#### WORK INSTRUCTIONS:
The reply must contain all of the records, unchanged.

[Saved data entries]
....
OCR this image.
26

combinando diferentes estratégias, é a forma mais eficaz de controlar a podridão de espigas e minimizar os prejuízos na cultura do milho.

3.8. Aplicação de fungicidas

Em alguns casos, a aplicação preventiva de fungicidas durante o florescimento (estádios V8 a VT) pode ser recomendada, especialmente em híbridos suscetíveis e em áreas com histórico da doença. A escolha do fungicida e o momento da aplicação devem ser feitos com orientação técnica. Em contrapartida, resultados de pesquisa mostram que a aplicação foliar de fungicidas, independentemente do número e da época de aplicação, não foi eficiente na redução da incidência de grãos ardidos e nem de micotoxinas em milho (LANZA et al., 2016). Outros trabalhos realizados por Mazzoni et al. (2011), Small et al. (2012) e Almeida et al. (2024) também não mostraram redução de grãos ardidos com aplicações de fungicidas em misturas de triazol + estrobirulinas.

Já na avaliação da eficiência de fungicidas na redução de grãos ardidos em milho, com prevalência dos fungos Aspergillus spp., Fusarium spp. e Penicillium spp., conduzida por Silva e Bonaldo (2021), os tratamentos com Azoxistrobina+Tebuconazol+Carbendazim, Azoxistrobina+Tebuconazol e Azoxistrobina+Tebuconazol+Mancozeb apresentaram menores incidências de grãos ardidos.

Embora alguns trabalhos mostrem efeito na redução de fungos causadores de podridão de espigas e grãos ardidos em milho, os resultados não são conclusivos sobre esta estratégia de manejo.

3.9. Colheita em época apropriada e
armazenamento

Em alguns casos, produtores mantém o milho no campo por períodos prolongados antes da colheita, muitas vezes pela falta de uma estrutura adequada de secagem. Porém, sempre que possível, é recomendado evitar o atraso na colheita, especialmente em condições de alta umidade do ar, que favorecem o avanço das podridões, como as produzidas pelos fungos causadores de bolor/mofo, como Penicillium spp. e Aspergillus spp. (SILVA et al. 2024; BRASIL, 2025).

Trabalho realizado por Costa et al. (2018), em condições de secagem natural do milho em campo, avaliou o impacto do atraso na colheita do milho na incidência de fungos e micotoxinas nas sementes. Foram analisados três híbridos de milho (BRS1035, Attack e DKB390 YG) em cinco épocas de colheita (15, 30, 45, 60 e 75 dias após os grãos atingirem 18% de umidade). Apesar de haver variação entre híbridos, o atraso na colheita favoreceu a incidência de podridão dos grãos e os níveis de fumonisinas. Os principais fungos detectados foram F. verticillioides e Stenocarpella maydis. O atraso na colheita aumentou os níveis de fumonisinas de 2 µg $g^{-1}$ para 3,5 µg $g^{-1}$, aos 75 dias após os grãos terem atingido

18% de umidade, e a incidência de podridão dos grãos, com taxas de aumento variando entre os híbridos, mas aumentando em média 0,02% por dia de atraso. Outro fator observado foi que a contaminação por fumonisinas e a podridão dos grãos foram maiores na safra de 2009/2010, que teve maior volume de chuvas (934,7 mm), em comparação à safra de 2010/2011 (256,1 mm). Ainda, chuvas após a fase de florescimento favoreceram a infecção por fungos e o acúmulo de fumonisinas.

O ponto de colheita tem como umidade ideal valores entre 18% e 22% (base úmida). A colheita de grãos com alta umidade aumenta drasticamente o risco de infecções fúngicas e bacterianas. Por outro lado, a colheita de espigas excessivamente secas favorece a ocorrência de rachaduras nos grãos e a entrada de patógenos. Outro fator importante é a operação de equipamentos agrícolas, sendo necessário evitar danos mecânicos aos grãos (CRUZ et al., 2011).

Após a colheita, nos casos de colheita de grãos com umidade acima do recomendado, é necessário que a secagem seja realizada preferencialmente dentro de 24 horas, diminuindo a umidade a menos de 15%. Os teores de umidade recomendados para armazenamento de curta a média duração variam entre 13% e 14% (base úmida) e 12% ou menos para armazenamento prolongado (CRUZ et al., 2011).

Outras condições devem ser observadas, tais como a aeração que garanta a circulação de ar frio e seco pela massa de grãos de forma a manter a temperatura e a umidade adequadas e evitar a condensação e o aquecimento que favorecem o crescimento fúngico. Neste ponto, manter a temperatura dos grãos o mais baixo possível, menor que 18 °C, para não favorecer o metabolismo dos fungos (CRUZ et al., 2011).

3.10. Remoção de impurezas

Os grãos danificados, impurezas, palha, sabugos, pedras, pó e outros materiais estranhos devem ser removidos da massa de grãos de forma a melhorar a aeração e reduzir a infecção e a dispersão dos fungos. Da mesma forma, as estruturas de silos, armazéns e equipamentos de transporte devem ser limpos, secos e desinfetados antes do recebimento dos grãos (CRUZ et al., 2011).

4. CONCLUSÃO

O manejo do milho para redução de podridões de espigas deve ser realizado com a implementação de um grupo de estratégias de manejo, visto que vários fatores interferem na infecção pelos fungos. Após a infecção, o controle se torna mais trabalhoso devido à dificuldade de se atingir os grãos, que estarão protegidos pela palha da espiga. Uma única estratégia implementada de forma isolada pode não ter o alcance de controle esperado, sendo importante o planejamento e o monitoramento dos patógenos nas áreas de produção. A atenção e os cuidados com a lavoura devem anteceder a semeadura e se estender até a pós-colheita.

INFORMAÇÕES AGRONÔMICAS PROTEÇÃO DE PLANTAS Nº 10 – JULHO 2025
....
#### EXERCISE RESPONSE:
OCR this image.
26

combinando diferentes estratégias, é a forma mais eficaz de controlar a podridão de espigas e minimizar os prejuízos na cultura do milho.

3.8. Aplicação de fungicidas

Em alguns casos, a aplicação preventiva de fungicidas durante o florescimento (estádios V8 a VT) pode ser recomendada, especialmente em híbridos suscetíveis e em áreas com histórico da doença. A escolha do fungicida e o momento da aplicação devem ser feitos com orientação técnica. Em contrapartida, resultados de pesquisa mostram que a aplicação foliar de fungicidas, independentemente do número e da época de aplicação, não foi eficiente na redução da incidência de grãos ardidos e nem de micotoxinas em milho (LANZA et al., 2016). Outros trabalhos realizados por Mazzoni et al. (2011), Small et al. (2012) e Almeida et al. (2024) também não mostraram redução de grãos ardidos com aplicações de fungicidas em misturas de triazol + estrobirulinas.

Já na avaliação da eficiência de fungicidas na redução de grãos ardidos em milho, com prevalência dos fungos Aspergillus spp., Fusarium spp. e Penicillium spp., conduzida por Silva e Bonaldo (2021), os tratamentos com Azoxistrobina+Tebuconazol+Carbendazim, Azoxistrobina+Tebuconazol e Azoxistrobina+Tebuconazol+Mancozeb apresentaram menores incidências de grãos ardidos.

Embora alguns trabalhos mostrem efeito na redução de fungos causadores de podridão de espigas e grãos ardidos em milho, os resultados não são conclusivos sobre esta estratégia de manejo.

3.9. Colheita em época apropriada e
armazenamento

Em alguns casos, produtores mantém o milho no campo por períodos prolongados antes da colheita, muitas vezes pela falta de uma estrutura adequada de secagem. Porém, sempre que possível, é recomendado evitar o atraso na colheita, especialmente em condições de alta umidade do ar, que favorecem o avanço das podridões, como as produzidas pelos fungos causadores de bolor/mofo, como Penicillium spp. e Aspergillus spp. (SILVA et al. 2024; BRASIL, 2025).

Trabalho realizado por Costa et al. (2018), em condições de secagem natural do milho em campo, avaliou o impacto do atraso na colheita do milho na incidência de fungos e micotoxinas nas sementes. Foram analisados três híbridos de milho (BRS1035, Attack e DKB390 YG) em cinco épocas de colheita (15, 30, 45, 60 e 75 dias após os grãos atingirem 18% de umidade). Apesar de haver variação entre híbridos, o atraso na colheita favoreceu a incidência de podridão dos grãos e os níveis de fumonisinas. Os principais fungos detectados foram F. verticillioides e Stenocarpella maydis. O atraso na colheita aumentou os níveis de fumonisinas de 2 µg $g^{-1}$ para 3,5 µg $g^{-1}$, aos 75 dias após os grãos terem atingido

18% de umidade, e a incidência de podridão dos grãos, com taxas de aumento variando entre os híbridos, mas aumentando em média 0,02% por dia de atraso. Outro fator observado foi que a contaminação por fumonisinas e a podridão dos grãos foram maiores na safra de 2009/2010, que teve maior volume de chuvas (934,7 mm), em comparação à safra de 2010/2011 (256,1 mm). Ainda, chuvas após a fase de florescimento favoreceram a infecção por fungos e o acúmulo de fumonisinas.

O ponto de colheita tem como umidade ideal valores entre 18% e 22% (base úmida). A colheita de grãos com alta umidade aumenta drasticamente o risco de infecções fúngicas e bacterianas. Por outro lado, a colheita de espigas excessivamente secas favorece a ocorrência de rachaduras nos grãos e a entrada de patógenos. Outro fator importante é a operação de equipamentos agrícolas, sendo necessário evitar danos mecânicos aos grãos (CRUZ et al., 2011).

Após a colheita, nos casos de colheita de grãos com umidade acima do recomendado, é necessário que a secagem seja realizada preferencialmente dentro de 24 horas, diminuindo a umidade a menos de 15%. Os teores de umidade recomendados para armazenamento de curta a média duração variam entre 13% e 14% (base úmida) e 12% ou menos para armazenamento prolongado (CRUZ et al., 2011).

Outras condições devem ser observadas, tais como a aeração que garanta a circulação de ar frio e seco pela massa de grãos de forma a manter a temperatura e a umidade adequadas e evitar a condensação e o aquecimento que favorecem o crescimento fúngico. Neste ponto, manter a temperatura dos grãos o mais baixo possível, menor que 18 °C, para não favorecer o metabolismo dos fungos (CRUZ et al., 2011).

3.10. Remoção de impurezas

Os grãos danificados, impurezas, palha, sabugos, pedras, pó e outros materiais estranhos devem ser removidos da massa de grãos de forma a melhorar a aeração e reduzir a infecção e a dispersão dos fungos. Da mesma forma, as estruturas de silos, armazéns e equipamentos de transporte devem ser limpos, secos e desinfetados antes do recebimento dos grãos (CRUZ et al., 2011).

4. CONCLUSÃO

O manejo do milho para redução de podridões de espigas deve ser realizado com a implementação de um grupo de estratégias de manejo, visto que vários fatores interferem na infecção pelos fungos. Após a infecção, o controle se torna mais trabalhoso devido à dificuldade de se atingir os grãos, que estarão protegidos pela palha da espiga. Uma única estratégia implementada de forma isolada pode não ter o alcance de controle esperado, sendo importante o planejamento e o monitoramento dos patógenos nas áreas de produção. A atenção e os cuidados com a lavoura devem anteceder a semeadura e se estender até a pós-colheita.

INFORMAÇÕES AGRONÔMICAS PROTEÇÃO DE PLANTAS Nº 10 – JULHO 2025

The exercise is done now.